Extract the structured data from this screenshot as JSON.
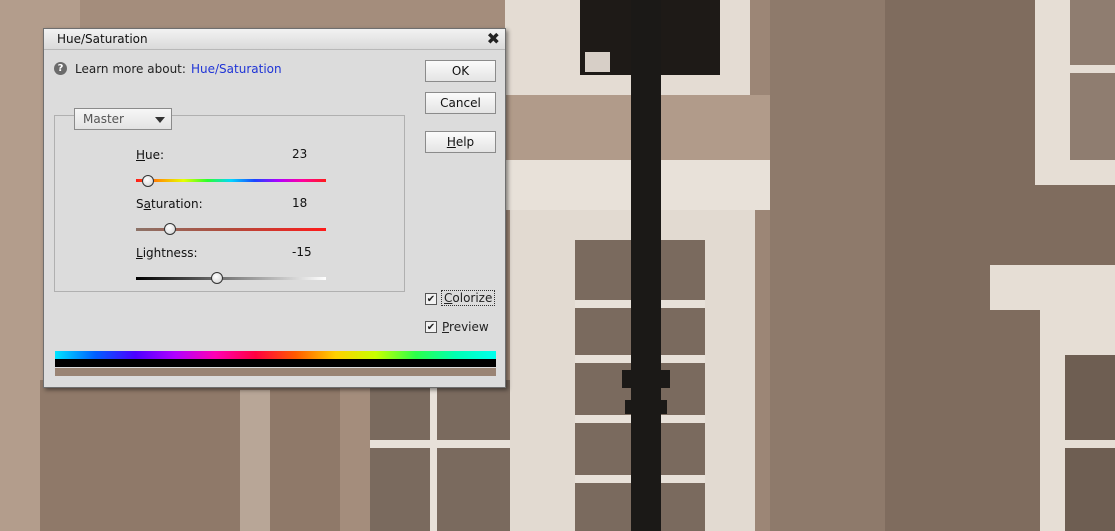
{
  "dialog": {
    "title": "Hue/Saturation",
    "close_glyph": "✖"
  },
  "learn": {
    "text": "Learn more about:",
    "link": "Hue/Saturation",
    "icon": "help-circle-icon"
  },
  "buttons": {
    "ok": "OK",
    "cancel": "Cancel",
    "help_prefix": "",
    "help_u": "H",
    "help_rest": "elp"
  },
  "edit_dropdown": {
    "selected": "Master"
  },
  "sliders": {
    "hue": {
      "label_u": "H",
      "label_rest": "ue:",
      "value": "23",
      "min": 0,
      "max": 360,
      "num": 23
    },
    "saturation": {
      "label_pre": "S",
      "label_u": "a",
      "label_rest": "turation:",
      "value": "18",
      "min": 0,
      "max": 100,
      "num": 18
    },
    "lightness": {
      "label_u": "L",
      "label_rest": "ightness:",
      "value": "-15",
      "min": -100,
      "max": 100,
      "num": -15
    }
  },
  "checkboxes": {
    "colorize": {
      "label_u": "C",
      "label_rest": "olorize",
      "checked": true
    },
    "preview": {
      "label_u": "P",
      "label_rest": "review",
      "checked": true
    }
  },
  "colors": {
    "link": "#1f34d6",
    "dialog_bg": "#dcdcdc",
    "photo_tone": "#9a8474"
  }
}
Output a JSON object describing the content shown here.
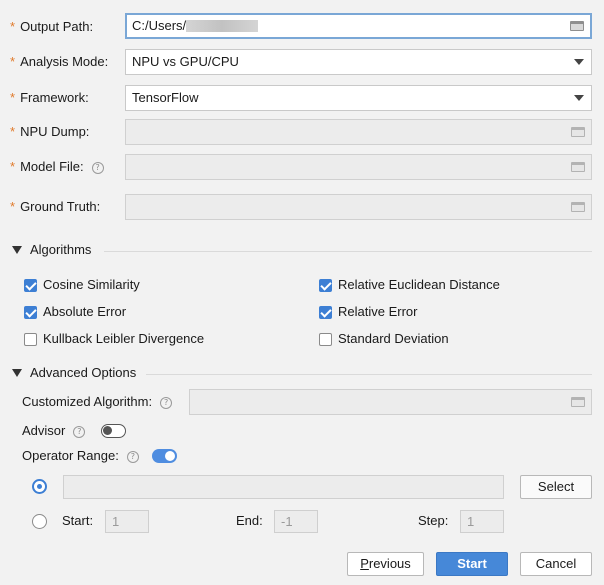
{
  "form": {
    "output_path": {
      "label": "Output Path:",
      "value": "C:/Users/",
      "required": "*"
    },
    "analysis_mode": {
      "label": "Analysis Mode:",
      "value": "NPU vs GPU/CPU",
      "required": "*"
    },
    "framework": {
      "label": "Framework:",
      "value": "TensorFlow",
      "required": "*"
    },
    "npu_dump": {
      "label": "NPU Dump:",
      "value": "",
      "required": "*"
    },
    "model_file": {
      "label": "Model File:",
      "value": "",
      "required": "*"
    },
    "ground_truth": {
      "label": "Ground Truth:",
      "value": "",
      "required": "*"
    }
  },
  "help_glyph": "?",
  "algorithms": {
    "title": "Algorithms",
    "items": [
      {
        "label": "Cosine Similarity",
        "checked": true
      },
      {
        "label": "Relative Euclidean Distance",
        "checked": true
      },
      {
        "label": "Absolute Error",
        "checked": true
      },
      {
        "label": "Relative Error",
        "checked": true
      },
      {
        "label": "Kullback Leibler Divergence",
        "checked": false
      },
      {
        "label": "Standard Deviation",
        "checked": false
      }
    ]
  },
  "advanced": {
    "title": "Advanced Options",
    "customized_algorithm": {
      "label": "Customized Algorithm:",
      "value": ""
    },
    "advisor": {
      "label": "Advisor",
      "enabled": false
    },
    "operator_range": {
      "label": "Operator Range:",
      "enabled": true
    },
    "select_label": "Select",
    "start": {
      "label": "Start:",
      "value": "1"
    },
    "end": {
      "label": "End:",
      "value": "-1"
    },
    "step": {
      "label": "Step:",
      "value": "1"
    }
  },
  "footer": {
    "previous_label": "Previous",
    "start_label": "Start",
    "cancel_label": "Cancel"
  },
  "colors": {
    "accent": "#4688d8",
    "required": "#e07a2b",
    "background": "#f2f2f2"
  },
  "icons": {
    "browse": "folder-icon",
    "dropdown": "chevron-down-icon",
    "section": "triangle-down-icon",
    "help": "help-icon"
  }
}
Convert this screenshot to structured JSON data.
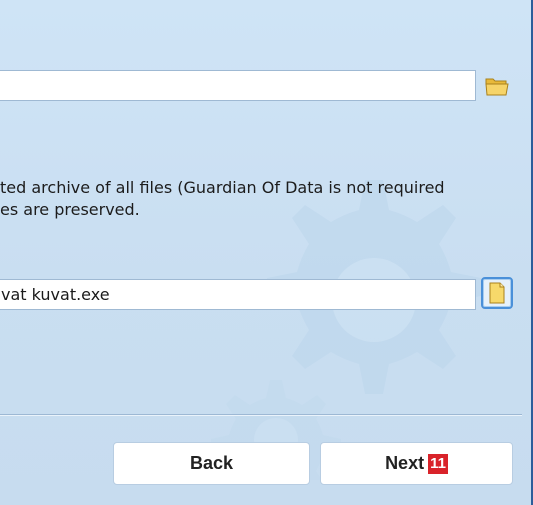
┄┄┄┄┄┄┄┄┄┄┄┄┄┄┄┄┄┄┄┄
** SET PROBLEM **
Select from the material above each line in which the string "Error" appears, and list those lines.

** WRITTEN ANSWER **
        "label": "Absolute Error",
        "label": "Relative Error",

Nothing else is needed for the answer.